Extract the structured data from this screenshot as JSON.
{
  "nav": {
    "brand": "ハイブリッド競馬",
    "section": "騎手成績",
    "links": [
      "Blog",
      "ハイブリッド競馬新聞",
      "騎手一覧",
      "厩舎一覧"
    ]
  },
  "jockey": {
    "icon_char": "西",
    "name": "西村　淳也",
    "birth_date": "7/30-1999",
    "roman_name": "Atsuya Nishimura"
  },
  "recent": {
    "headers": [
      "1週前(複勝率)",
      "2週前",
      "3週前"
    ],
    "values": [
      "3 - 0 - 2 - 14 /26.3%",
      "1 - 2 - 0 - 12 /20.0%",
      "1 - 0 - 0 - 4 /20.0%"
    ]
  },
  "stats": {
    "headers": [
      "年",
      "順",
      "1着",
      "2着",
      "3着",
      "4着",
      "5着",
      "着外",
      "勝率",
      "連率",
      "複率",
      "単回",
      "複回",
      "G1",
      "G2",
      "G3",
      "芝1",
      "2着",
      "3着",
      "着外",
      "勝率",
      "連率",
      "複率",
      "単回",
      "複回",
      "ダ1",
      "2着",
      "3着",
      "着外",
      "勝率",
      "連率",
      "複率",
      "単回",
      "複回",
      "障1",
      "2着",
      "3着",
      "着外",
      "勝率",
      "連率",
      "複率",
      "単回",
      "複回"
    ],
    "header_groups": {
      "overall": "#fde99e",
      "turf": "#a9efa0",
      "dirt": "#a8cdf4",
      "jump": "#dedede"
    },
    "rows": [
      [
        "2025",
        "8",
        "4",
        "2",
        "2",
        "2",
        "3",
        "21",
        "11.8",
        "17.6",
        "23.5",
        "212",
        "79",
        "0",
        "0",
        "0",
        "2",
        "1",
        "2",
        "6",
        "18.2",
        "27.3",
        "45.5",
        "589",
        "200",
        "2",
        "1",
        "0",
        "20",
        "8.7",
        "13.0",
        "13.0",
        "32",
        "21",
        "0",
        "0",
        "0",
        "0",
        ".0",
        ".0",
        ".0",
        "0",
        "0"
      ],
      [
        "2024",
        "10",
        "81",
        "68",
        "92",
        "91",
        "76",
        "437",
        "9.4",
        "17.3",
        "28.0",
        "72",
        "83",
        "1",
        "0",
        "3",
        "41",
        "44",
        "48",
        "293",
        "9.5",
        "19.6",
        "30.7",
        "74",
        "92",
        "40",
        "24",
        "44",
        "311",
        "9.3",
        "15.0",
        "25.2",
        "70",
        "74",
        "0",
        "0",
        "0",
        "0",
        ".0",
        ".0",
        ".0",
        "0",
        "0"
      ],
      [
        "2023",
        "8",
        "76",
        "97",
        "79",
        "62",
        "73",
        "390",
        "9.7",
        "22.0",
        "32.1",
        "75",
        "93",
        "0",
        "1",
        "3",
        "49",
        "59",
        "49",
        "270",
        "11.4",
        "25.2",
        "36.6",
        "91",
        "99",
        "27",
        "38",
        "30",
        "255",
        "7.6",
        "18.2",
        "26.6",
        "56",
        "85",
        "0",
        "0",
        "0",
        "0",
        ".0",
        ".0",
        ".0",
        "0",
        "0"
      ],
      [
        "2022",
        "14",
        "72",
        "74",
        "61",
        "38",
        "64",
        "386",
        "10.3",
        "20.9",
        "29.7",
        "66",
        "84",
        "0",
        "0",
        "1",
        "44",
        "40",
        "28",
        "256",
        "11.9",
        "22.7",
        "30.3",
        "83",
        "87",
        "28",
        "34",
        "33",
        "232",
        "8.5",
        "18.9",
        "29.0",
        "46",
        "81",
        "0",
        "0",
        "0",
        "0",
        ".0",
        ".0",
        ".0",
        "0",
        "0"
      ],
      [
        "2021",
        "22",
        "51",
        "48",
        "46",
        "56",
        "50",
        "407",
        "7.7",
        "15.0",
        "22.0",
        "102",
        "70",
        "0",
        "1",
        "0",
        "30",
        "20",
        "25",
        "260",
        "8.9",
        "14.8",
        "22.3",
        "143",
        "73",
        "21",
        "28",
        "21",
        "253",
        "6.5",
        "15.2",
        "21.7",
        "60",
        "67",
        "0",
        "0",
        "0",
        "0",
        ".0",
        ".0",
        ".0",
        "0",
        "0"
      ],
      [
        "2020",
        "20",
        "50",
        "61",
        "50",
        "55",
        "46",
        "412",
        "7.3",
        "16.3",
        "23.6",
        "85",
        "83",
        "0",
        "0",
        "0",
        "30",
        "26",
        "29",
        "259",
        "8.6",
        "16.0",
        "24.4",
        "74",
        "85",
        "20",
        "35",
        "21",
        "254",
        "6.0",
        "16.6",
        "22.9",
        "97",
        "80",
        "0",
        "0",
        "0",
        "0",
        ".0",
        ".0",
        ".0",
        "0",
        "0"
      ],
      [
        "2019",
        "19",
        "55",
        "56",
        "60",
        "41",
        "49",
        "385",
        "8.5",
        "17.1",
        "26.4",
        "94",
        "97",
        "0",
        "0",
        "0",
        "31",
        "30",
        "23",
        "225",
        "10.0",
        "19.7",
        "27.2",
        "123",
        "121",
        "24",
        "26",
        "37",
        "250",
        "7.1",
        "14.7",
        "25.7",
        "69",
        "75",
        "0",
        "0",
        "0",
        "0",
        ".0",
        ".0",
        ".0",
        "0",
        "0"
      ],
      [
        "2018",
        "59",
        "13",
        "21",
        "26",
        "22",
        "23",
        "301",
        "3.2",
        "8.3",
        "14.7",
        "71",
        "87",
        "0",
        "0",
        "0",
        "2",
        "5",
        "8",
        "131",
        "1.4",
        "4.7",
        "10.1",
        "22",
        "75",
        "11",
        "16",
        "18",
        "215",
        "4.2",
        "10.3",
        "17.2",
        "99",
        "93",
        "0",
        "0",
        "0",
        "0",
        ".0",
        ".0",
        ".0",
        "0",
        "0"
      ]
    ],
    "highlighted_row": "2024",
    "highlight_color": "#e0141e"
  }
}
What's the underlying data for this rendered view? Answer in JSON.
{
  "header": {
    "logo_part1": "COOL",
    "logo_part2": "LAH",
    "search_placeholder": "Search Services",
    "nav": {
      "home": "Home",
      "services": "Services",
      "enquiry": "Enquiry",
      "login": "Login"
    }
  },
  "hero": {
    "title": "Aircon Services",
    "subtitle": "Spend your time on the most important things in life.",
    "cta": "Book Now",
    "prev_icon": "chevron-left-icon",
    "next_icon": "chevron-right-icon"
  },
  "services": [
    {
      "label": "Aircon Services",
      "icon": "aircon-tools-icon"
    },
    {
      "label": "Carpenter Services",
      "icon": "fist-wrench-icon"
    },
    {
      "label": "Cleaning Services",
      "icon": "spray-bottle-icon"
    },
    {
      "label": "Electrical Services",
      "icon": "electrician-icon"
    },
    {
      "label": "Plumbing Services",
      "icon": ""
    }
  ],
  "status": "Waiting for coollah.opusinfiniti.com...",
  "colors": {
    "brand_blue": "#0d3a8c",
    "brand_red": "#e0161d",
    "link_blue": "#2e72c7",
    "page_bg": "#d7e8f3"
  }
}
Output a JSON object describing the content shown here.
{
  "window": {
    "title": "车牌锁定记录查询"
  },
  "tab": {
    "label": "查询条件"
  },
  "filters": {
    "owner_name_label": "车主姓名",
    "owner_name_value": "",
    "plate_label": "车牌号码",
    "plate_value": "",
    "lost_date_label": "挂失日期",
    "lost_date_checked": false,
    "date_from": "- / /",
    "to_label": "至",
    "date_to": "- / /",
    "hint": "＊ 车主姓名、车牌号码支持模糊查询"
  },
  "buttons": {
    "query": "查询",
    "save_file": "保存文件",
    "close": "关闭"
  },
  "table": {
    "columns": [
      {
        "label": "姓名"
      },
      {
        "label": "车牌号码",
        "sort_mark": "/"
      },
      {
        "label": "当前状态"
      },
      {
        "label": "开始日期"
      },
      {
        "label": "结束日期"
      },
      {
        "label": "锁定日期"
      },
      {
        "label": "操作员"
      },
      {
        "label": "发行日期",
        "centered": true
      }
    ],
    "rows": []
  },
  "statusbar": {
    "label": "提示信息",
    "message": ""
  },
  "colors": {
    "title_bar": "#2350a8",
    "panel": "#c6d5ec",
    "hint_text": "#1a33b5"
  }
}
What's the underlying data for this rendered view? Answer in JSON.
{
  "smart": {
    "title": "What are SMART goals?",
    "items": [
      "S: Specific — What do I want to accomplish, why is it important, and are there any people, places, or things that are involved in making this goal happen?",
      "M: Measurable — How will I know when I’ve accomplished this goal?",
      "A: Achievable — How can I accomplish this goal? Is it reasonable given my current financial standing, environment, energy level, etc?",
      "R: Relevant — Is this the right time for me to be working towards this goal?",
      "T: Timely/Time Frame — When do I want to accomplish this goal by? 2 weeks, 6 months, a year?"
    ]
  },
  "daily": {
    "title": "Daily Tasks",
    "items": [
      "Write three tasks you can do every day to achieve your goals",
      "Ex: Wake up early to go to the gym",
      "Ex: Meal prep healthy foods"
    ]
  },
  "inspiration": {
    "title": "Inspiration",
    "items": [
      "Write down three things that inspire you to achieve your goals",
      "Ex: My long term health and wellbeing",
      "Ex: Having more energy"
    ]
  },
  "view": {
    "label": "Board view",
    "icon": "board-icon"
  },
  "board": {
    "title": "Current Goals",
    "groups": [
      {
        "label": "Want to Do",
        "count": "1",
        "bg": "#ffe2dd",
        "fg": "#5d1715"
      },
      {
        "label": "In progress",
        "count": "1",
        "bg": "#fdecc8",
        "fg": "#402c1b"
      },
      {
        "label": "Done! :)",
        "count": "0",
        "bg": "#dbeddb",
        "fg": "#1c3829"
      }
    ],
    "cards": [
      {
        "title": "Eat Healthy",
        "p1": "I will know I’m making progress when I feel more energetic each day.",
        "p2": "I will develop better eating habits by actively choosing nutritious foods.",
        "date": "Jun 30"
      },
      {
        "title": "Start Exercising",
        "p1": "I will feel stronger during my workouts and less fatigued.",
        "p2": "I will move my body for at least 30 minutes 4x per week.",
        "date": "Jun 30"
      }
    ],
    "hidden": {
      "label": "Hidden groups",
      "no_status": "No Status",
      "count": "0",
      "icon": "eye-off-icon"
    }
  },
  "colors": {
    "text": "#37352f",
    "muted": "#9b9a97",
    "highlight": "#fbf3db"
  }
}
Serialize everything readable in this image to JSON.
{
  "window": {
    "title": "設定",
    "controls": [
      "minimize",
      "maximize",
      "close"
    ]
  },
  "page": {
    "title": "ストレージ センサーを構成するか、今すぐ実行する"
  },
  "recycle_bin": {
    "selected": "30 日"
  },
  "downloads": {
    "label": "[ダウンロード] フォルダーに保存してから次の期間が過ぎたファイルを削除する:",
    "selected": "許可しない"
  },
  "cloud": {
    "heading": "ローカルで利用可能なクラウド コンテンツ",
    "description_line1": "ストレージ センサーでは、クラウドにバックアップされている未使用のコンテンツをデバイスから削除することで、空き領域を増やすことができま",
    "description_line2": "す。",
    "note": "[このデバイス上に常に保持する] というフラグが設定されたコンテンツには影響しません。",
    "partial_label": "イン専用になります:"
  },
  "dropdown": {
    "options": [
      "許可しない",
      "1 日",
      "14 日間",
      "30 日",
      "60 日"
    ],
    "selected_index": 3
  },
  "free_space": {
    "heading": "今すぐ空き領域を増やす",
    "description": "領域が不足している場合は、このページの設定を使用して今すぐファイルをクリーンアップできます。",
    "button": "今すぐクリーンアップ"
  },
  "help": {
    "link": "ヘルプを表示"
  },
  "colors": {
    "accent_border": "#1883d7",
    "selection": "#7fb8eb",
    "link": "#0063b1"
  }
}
● ● ● ● ● ● ●
**Exercise objective:**
Copy all lines from the material that hold "your".

**Solution for this exercise:**
    "subtitle": "Spend your time on the most important things in life.",
      "Write three tasks you can do every day to achieve your goals",
      "Write down three things that inspire you to achieve your goals",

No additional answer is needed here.